Written exercise
Extract the data exactly, missing nothing.

###

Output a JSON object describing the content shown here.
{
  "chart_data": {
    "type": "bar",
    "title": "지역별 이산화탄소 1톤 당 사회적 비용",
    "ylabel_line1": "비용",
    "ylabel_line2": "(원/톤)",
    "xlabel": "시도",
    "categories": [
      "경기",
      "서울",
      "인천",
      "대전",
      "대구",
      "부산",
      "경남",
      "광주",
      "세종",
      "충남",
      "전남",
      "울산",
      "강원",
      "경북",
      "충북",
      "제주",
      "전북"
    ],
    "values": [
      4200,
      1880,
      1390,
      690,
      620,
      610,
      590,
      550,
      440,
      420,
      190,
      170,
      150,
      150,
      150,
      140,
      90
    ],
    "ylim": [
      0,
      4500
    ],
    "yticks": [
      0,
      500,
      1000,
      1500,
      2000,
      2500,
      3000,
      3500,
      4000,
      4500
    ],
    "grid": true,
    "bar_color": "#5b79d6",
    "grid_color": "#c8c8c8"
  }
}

###

The reply
Output a JSON object describing the content shown here.
{
  "chart_data": {
    "type": "bar",
    "title": "지역별 이산화탄소 1톤 당 사회적 비용",
    "ylabel_line1": "비용",
    "ylabel_line2": "(원/톤)",
    "xlabel": "시도",
    "categories": [
      "경기",
      "서울",
      "인천",
      "대전",
      "대구",
      "부산",
      "경남",
      "광주",
      "세종",
      "충남",
      "전남",
      "울산",
      "강원",
      "경북",
      "충북",
      "제주",
      "전북"
    ],
    "values": [
      4200,
      1880,
      1390,
      690,
      620,
      610,
      590,
      550,
      440,
      420,
      190,
      170,
      150,
      150,
      150,
      140,
      90
    ],
    "ylim": [
      0,
      4500
    ],
    "yticks": [
      0,
      500,
      1000,
      1500,
      2000,
      2500,
      3000,
      3500,
      4000,
      4500
    ],
    "grid": true,
    "bar_color": "#5b79d6",
    "grid_color": "#c8c8c8"
  }
}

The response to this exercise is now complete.